Data excerpts:
════

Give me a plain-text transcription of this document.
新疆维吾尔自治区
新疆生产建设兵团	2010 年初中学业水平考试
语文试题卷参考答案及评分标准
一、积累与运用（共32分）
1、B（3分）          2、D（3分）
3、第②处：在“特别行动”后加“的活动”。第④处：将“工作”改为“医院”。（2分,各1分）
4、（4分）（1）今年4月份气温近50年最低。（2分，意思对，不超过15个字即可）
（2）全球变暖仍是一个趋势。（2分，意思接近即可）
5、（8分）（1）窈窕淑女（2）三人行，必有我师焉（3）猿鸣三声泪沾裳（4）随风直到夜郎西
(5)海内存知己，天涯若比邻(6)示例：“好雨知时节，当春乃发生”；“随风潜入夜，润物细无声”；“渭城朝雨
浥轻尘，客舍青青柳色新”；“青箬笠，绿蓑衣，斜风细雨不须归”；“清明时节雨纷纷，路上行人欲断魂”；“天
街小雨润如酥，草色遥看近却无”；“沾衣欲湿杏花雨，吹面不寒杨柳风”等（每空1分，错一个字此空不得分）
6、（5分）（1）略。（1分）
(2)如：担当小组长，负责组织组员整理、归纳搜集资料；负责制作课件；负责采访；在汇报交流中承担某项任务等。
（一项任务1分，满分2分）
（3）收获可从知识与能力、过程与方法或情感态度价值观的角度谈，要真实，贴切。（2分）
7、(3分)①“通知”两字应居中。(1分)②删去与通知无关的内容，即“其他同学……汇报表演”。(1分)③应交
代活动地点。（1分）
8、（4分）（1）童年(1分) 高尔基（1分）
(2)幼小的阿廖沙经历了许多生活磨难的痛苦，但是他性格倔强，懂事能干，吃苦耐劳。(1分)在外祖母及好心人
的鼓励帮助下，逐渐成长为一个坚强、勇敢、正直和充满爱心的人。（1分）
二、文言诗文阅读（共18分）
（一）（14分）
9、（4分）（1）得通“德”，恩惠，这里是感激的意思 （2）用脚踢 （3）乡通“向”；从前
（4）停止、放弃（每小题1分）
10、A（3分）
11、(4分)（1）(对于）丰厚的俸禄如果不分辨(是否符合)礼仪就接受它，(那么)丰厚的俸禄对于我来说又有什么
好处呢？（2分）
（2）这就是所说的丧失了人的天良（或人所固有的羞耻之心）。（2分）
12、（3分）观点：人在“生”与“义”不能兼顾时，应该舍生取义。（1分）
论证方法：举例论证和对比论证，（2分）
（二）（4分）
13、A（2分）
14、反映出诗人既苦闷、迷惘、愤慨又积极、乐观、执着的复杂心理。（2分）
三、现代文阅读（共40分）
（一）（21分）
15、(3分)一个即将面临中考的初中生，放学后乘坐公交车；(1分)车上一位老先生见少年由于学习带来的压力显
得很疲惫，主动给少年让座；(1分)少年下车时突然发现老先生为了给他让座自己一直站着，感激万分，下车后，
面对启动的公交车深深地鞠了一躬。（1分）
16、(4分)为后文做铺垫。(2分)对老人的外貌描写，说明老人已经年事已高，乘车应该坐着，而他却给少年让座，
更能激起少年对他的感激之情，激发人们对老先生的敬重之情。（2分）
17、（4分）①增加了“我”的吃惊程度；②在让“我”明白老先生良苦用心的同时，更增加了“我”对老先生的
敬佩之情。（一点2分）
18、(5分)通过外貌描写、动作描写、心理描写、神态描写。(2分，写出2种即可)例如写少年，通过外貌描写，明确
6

════

* [Aim of the task]
From the records above, extract everything verbatim.

* [Problem solution]
Give me a plain-text transcription of this document.
新疆维吾尔自治区
新疆生产建设兵团	2010 年初中学业水平考试
语文试题卷参考答案及评分标准
一、积累与运用（共32分）
1、B（3分）          2、D（3分）
3、第②处：在“特别行动”后加“的活动”。第④处：将“工作”改为“医院”。（2分,各1分）
4、（4分）（1）今年4月份气温近50年最低。（2分，意思对，不超过15个字即可）
（2）全球变暖仍是一个趋势。（2分，意思接近即可）
5、（8分）（1）窈窕淑女（2）三人行，必有我师焉（3）猿鸣三声泪沾裳（4）随风直到夜郎西
(5)海内存知己，天涯若比邻(6)示例：“好雨知时节，当春乃发生”；“随风潜入夜，润物细无声”；“渭城朝雨
浥轻尘，客舍青青柳色新”；“青箬笠，绿蓑衣，斜风细雨不须归”；“清明时节雨纷纷，路上行人欲断魂”；“天
街小雨润如酥，草色遥看近却无”；“沾衣欲湿杏花雨，吹面不寒杨柳风”等（每空1分，错一个字此空不得分）
6、（5分）（1）略。（1分）
(2)如：担当小组长，负责组织组员整理、归纳搜集资料；负责制作课件；负责采访；在汇报交流中承担某项任务等。
（一项任务1分，满分2分）
（3）收获可从知识与能力、过程与方法或情感态度价值观的角度谈，要真实，贴切。（2分）
7、(3分)①“通知”两字应居中。(1分)②删去与通知无关的内容，即“其他同学……汇报表演”。(1分)③应交
代活动地点。（1分）
8、（4分）（1）童年(1分) 高尔基（1分）
(2)幼小的阿廖沙经历了许多生活磨难的痛苦，但是他性格倔强，懂事能干，吃苦耐劳。(1分)在外祖母及好心人
的鼓励帮助下，逐渐成长为一个坚强、勇敢、正直和充满爱心的人。（1分）
二、文言诗文阅读（共18分）
（一）（14分）
9、（4分）（1）得通“德”，恩惠，这里是感激的意思 （2）用脚踢 （3）乡通“向”；从前
（4）停止、放弃（每小题1分）
10、A（3分）
11、(4分)（1）(对于）丰厚的俸禄如果不分辨(是否符合)礼仪就接受它，(那么)丰厚的俸禄对于我来说又有什么
好处呢？（2分）
（2）这就是所说的丧失了人的天良（或人所固有的羞耻之心）。（2分）
12、（3分）观点：人在“生”与“义”不能兼顾时，应该舍生取义。（1分）
论证方法：举例论证和对比论证，（2分）
（二）（4分）
13、A（2分）
14、反映出诗人既苦闷、迷惘、愤慨又积极、乐观、执着的复杂心理。（2分）
三、现代文阅读（共40分）
（一）（21分）
15、(3分)一个即将面临中考的初中生，放学后乘坐公交车；(1分)车上一位老先生见少年由于学习带来的压力显
得很疲惫，主动给少年让座；(1分)少年下车时突然发现老先生为了给他让座自己一直站着，感激万分，下车后，
面对启动的公交车深深地鞠了一躬。（1分）
16、(4分)为后文做铺垫。(2分)对老人的外貌描写，说明老人已经年事已高，乘车应该坐着，而他却给少年让座，
更能激起少年对他的感激之情，激发人们对老先生的敬重之情。（2分）
17、（4分）①增加了“我”的吃惊程度；②在让“我”明白老先生良苦用心的同时，更增加了“我”对老先生的
敬佩之情。（一点2分）
18、(5分)通过外貌描写、动作描写、心理描写、神态描写。(2分，写出2种即可)例如写少年，通过外貌描写，明确
6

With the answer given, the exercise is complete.